> **Fragmento**:
Mis redes sociales me recuerdan que hace dos años estaba en mi lugar favorito del planeta, Nueva York. La misma ciudad en la que transcurre la última serie que he visto del tirón, The Undoing.

No me han atrapado ni el guion ni las tramas, que son bastante reguleras, sino los paseos de Nicole Kidman por el Central Park de mis amores; la casa de Donald Sutherland, con chimeneas superlativas y unas vistas sobre el parque que cortan la respiración; el transportarme hasta unas calles que representan una gran porción de mi felicidad y que tengo prohibidas hasta nueva orden.

> **Datos extraídos**:

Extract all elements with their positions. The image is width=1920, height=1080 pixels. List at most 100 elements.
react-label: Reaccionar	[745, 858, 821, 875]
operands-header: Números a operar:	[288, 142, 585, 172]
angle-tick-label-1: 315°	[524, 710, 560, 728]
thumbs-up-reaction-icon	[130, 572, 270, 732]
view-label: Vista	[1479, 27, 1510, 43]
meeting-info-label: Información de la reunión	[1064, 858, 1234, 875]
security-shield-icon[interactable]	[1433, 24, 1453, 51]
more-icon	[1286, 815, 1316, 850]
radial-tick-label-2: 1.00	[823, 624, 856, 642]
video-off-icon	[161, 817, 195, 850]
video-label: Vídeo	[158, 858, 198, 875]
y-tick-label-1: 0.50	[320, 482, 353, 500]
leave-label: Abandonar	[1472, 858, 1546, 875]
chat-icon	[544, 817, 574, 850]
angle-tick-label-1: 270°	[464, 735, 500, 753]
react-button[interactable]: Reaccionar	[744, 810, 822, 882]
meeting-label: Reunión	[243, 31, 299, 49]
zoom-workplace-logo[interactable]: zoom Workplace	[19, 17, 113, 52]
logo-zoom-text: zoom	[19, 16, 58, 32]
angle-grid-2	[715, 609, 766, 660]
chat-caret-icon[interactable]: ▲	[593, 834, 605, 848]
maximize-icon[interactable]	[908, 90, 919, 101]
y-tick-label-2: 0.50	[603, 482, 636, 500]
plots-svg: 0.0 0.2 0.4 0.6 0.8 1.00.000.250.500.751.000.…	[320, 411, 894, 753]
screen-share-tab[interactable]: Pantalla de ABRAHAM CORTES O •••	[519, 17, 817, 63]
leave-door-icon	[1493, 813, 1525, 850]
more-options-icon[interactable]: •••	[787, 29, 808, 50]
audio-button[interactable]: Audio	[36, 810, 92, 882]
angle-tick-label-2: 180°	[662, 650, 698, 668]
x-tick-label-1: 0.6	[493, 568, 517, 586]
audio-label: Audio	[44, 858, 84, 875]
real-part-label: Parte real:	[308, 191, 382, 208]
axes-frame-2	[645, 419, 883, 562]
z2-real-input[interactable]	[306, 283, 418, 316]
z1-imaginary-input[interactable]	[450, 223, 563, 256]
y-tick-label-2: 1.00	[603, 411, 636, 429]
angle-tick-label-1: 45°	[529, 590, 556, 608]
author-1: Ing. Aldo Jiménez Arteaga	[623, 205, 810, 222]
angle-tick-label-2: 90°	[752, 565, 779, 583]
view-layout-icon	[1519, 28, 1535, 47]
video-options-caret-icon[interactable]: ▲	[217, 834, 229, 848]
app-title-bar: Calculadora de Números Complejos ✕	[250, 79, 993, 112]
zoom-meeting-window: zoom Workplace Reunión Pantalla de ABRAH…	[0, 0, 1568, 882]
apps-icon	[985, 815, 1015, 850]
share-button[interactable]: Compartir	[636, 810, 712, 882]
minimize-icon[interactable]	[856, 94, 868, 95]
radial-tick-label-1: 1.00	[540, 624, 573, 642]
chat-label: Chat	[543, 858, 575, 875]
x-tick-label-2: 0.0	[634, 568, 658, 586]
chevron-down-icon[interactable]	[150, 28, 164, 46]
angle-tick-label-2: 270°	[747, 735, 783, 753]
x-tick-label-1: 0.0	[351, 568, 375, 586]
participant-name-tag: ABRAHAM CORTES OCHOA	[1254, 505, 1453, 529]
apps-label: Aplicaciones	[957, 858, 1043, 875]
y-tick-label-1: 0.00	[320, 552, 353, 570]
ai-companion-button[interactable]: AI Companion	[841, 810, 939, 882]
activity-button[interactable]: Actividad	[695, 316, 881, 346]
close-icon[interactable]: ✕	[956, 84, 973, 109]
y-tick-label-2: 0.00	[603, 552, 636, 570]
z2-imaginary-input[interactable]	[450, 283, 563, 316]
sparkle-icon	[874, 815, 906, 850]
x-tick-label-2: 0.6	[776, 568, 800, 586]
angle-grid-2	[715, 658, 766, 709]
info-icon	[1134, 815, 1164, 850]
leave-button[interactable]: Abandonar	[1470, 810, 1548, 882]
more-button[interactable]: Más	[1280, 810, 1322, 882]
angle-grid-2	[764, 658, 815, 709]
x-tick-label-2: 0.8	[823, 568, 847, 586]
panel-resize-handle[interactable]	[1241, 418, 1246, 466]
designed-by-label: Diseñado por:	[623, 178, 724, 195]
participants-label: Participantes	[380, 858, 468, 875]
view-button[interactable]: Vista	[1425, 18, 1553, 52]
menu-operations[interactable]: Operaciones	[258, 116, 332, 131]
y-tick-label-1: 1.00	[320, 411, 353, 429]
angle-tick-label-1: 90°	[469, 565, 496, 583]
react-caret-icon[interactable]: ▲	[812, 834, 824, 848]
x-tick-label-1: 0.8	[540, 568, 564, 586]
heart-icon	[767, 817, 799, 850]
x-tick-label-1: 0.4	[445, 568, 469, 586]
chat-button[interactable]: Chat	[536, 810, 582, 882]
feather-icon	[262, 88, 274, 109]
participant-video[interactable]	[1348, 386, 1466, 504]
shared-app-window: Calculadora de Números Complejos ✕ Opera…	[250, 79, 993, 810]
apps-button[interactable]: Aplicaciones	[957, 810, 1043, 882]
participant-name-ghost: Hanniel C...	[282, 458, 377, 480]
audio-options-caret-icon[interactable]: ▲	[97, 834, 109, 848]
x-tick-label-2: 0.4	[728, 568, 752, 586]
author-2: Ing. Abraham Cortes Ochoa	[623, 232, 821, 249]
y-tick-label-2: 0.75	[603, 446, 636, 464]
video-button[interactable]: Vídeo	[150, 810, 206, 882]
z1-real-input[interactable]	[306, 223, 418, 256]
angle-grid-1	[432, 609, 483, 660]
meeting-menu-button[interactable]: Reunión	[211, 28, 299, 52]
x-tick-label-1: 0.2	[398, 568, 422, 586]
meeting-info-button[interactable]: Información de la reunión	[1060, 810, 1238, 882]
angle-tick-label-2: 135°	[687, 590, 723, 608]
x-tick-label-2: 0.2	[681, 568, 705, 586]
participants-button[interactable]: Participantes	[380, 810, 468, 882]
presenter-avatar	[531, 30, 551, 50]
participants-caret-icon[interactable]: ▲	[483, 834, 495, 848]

> **Qué hacer A**: Modifica el fragmento sobre The Undoing: copia todo lo que va desde "Mis redes sociales" hasta "tirón, The Undoing.", cambiando "Nueva York" por "Manhattan".
> **Qué hacer B**: Según el fragmento, ¿qué enganchó a quien escribe a The Undoing, si no fueron el guion ni las tramas? Explícalo en una a tres oraciones.
Las líneas no hacen falta para nada.

> **Resultado A**:
Mis redes sociales me recuerdan que hace dos años estaba en mi lugar favorito del planeta, Manhattan. La misma ciudad en la que transcurre la última serie que he visto del tirón, The Undoing.

> **Resultado B**: Le engancharon los paseos de Nicole Kidman por Central Park y la casa de Donald Sutherland, con sus chimeneas y sus vistas sobre el parque. Sobre todo, la serie le llevó a unas calles de Nueva York que representan una gran parte de su felicidad y que ahora tiene prohibidas hasta nueva orden.